Exercise brief >>
Make an exact copy of the data below, leaving out every picture.

* START Working data *

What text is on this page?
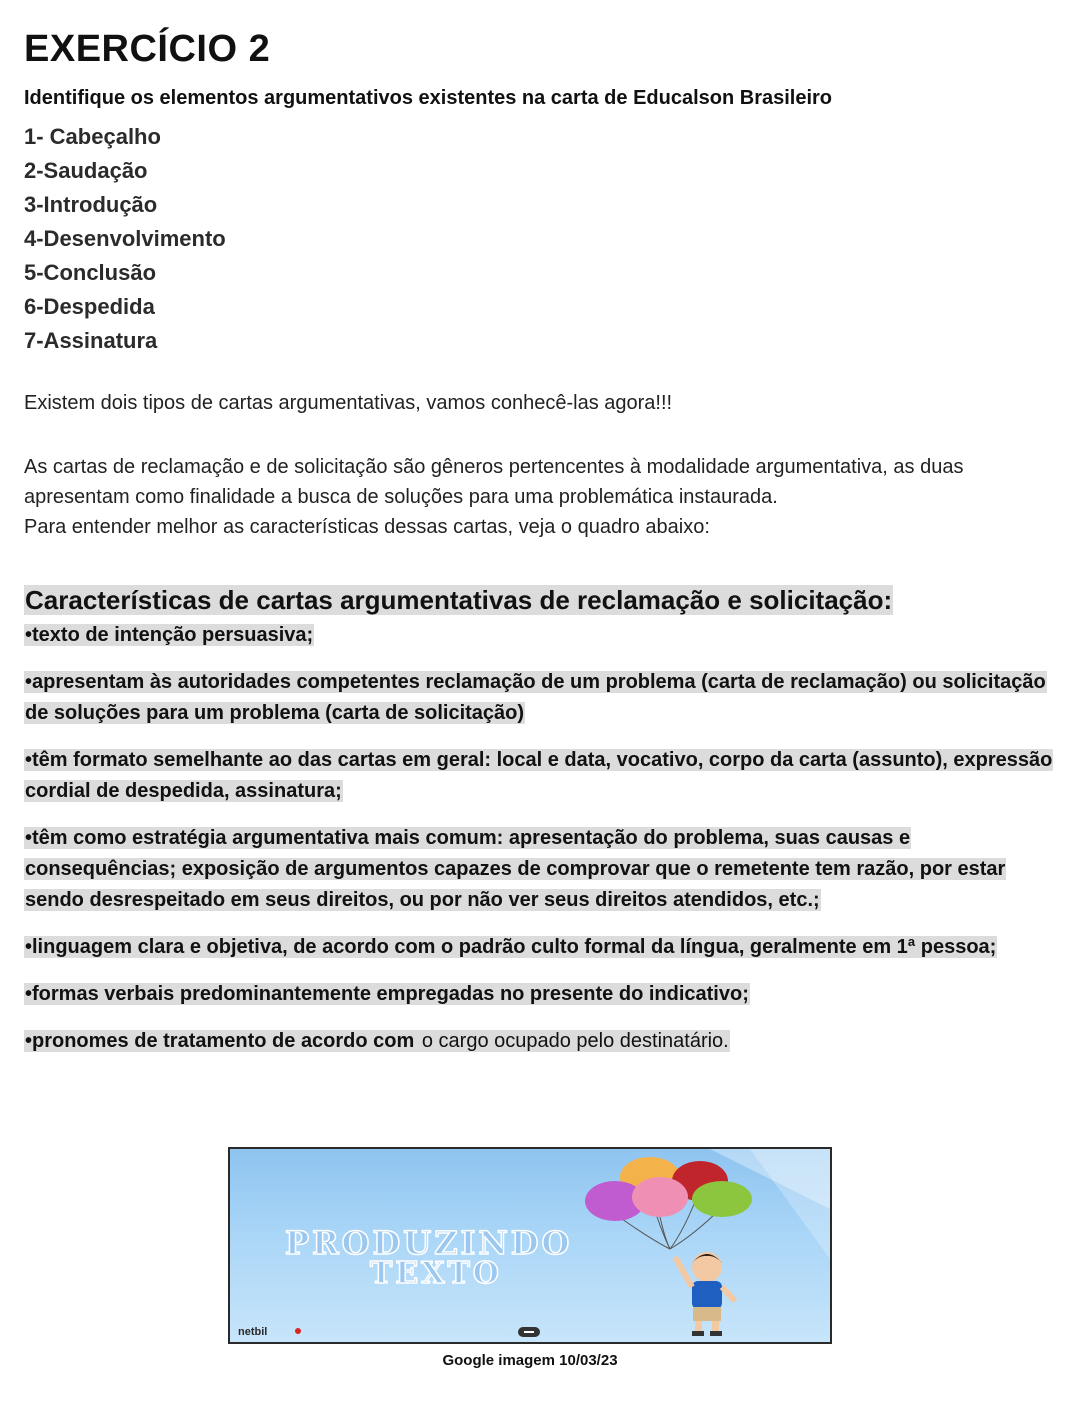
EXERCÍCIO 2
Identifique os elementos argumentativos existentes na carta de Educalson Brasileiro
1- Cabeçalho
2-Saudação
3-Introdução
4-Desenvolvimento
5-Conclusão
6-Despedida
7-Assinatura

Existem dois tipos de cartas argumentativas, vamos conhecê-las agora!!!

As cartas de reclamação e de solicitação são gêneros pertencentes à modalidade argumentativa, as duas apresentam como finalidade a busca de soluções para uma problemática instaurada.

Para entender melhor as características dessas cartas, veja o quadro abaixo:

Características de cartas argumentativas de reclamação e solicitação:
•texto de intenção persuasiva;
•apresentam às autoridades competentes reclamação de um problema (carta de reclamação) ou solicitação de soluções para um problema (carta de solicitação)
•têm formato semelhante ao das cartas em geral: local e data, vocativo, corpo da carta (assunto), expressão cordial de despedida, assinatura;
•têm como estratégia argumentativa mais comum: apresentação do problema, suas causas e consequências; exposição de argumentos capazes de comprovar que o remetente tem razão, por estar sendo desrespeitado em seus direitos, ou por não ver seus direitos atendidos, etc.;
•linguagem clara e objetiva, de acordo com o padrão culto formal da língua, geralmente em 1ª pessoa;
•formas verbais predominantemente empregadas no presente do indicativo;
•pronomes de tratamento de acordo com o cargo ocupado pelo destinatário.
PRODUZINDO
TEXTO
netbil
Google imagem 10/03/23
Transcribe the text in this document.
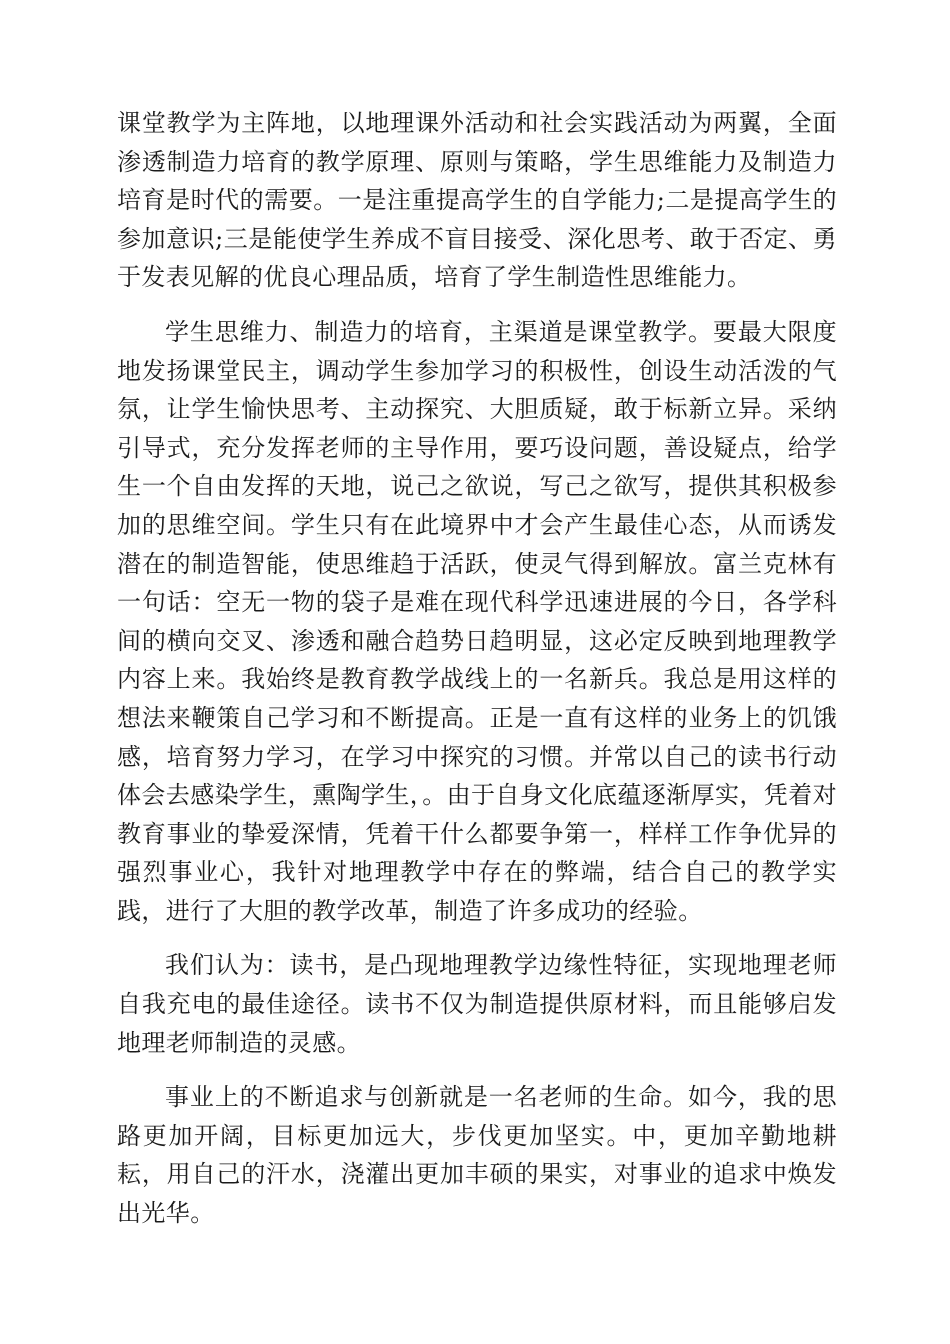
课堂教学为主阵地，以地理课外活动和社会实践活动为两翼，全面渗透制造力培育的教学原理、原则与策略，学生思维能力及制造力培育是时代的需要。一是注重提高学生的自学能力;二是提高学生的参加意识;三是能使学生养成不盲目接受、深化思考、敢于否定、勇于发表见解的优良心理品质，培育了学生制造性思维能力。

学生思维力、制造力的培育，主渠道是课堂教学。要最大限度地发扬课堂民主，调动学生参加学习的积极性，创设生动活泼的气氛，让学生愉快思考、主动探究、大胆质疑，敢于标新立异。采纳引导式，充分发挥老师的主导作用，要巧设问题，善设疑点，给学生一个自由发挥的天地，说己之欲说，写己之欲写，提供其积极参加的思维空间。学生只有在此境界中才会产生最佳心态，从而诱发潜在的制造智能，使思维趋于活跃，使灵气得到解放。富兰克林有一句话：空无一物的袋子是难在现代科学迅速进展的今日，各学科间的横向交叉、渗透和融合趋势日趋明显，这必定反映到地理教学内容上来。我始终是教育教学战线上的一名新兵。我总是用这样的想法来鞭策自己学习和不断提高。正是一直有这样的业务上的饥饿感，培育努力学习，在学习中探究的习惯。并常以自己的读书行动体会去感染学生，熏陶学生，。由于自身文化底蕴逐渐厚实，凭着对教育事业的挚爱深情，凭着干什么都要争第一，样样工作争优异的强烈事业心，我针对地理教学中存在的弊端，结合自己的教学实践，进行了大胆的教学改革，制造了许多成功的经验。

我们认为：读书，是凸现地理教学边缘性特征，实现地理老师自我充电的最佳途径。读书不仅为制造提供原材料，而且能够启发地理老师制造的灵感。

事业上的不断追求与创新就是一名老师的生命。如今，我的思路更加开阔，目标更加远大，步伐更加坚实。中，更加辛勤地耕耘，用自己的汗水，浇灌出更加丰硕的果实，对事业的追求中焕发出光华。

* END Working data *

Problem solution >>
What text is on this page?
EXERCÍCIO 2
Identifique os elementos argumentativos existentes na carta de Educalson Brasileiro
1- Cabeçalho
2-Saudação
3-Introdução
4-Desenvolvimento
5-Conclusão
6-Despedida
7-Assinatura

Existem dois tipos de cartas argumentativas, vamos conhecê-las agora!!!

As cartas de reclamação e de solicitação são gêneros pertencentes à modalidade argumentativa, as duas apresentam como finalidade a busca de soluções para uma problemática instaurada.

Para entender melhor as características dessas cartas, veja o quadro abaixo:

Características de cartas argumentativas de reclamação e solicitação:
•texto de intenção persuasiva;
•apresentam às autoridades competentes reclamação de um problema (carta de reclamação) ou solicitação de soluções para um problema (carta de solicitação)
•têm formato semelhante ao das cartas em geral: local e data, vocativo, corpo da carta (assunto), expressão cordial de despedida, assinatura;
•têm como estratégia argumentativa mais comum: apresentação do problema, suas causas e consequências; exposição de argumentos capazes de comprovar que o remetente tem razão, por estar sendo desrespeitado em seus direitos, ou por não ver seus direitos atendidos, etc.;
•linguagem clara e objetiva, de acordo com o padrão culto formal da língua, geralmente em 1ª pessoa;
•formas verbais predominantemente empregadas no presente do indicativo;
•pronomes de tratamento de acordo com o cargo ocupado pelo destinatário.
PRODUZINDO
TEXTO
netbil
Google imagem 10/03/23
Transcribe the text in this document.
课堂教学为主阵地，以地理课外活动和社会实践活动为两翼，全面渗透制造力培育的教学原理、原则与策略，学生思维能力及制造力培育是时代的需要。一是注重提高学生的自学能力;二是提高学生的参加意识;三是能使学生养成不盲目接受、深化思考、敢于否定、勇于发表见解的优良心理品质，培育了学生制造性思维能力。

学生思维力、制造力的培育，主渠道是课堂教学。要最大限度地发扬课堂民主，调动学生参加学习的积极性，创设生动活泼的气氛，让学生愉快思考、主动探究、大胆质疑，敢于标新立异。采纳引导式，充分发挥老师的主导作用，要巧设问题，善设疑点，给学生一个自由发挥的天地，说己之欲说，写己之欲写，提供其积极参加的思维空间。学生只有在此境界中才会产生最佳心态，从而诱发潜在的制造智能，使思维趋于活跃，使灵气得到解放。富兰克林有一句话：空无一物的袋子是难在现代科学迅速进展的今日，各学科间的横向交叉、渗透和融合趋势日趋明显，这必定反映到地理教学内容上来。我始终是教育教学战线上的一名新兵。我总是用这样的想法来鞭策自己学习和不断提高。正是一直有这样的业务上的饥饿感，培育努力学习，在学习中探究的习惯。并常以自己的读书行动体会去感染学生，熏陶学生，。由于自身文化底蕴逐渐厚实，凭着对教育事业的挚爱深情，凭着干什么都要争第一，样样工作争优异的强烈事业心，我针对地理教学中存在的弊端，结合自己的教学实践，进行了大胆的教学改革，制造了许多成功的经验。

我们认为：读书，是凸现地理教学边缘性特征，实现地理老师自我充电的最佳途径。读书不仅为制造提供原材料，而且能够启发地理老师制造的灵感。

事业上的不断追求与创新就是一名老师的生命。如今，我的思路更加开阔，目标更加远大，步伐更加坚实。中，更加辛勤地耕耘，用自己的汗水，浇灌出更加丰硕的果实，对事业的追求中焕发出光华。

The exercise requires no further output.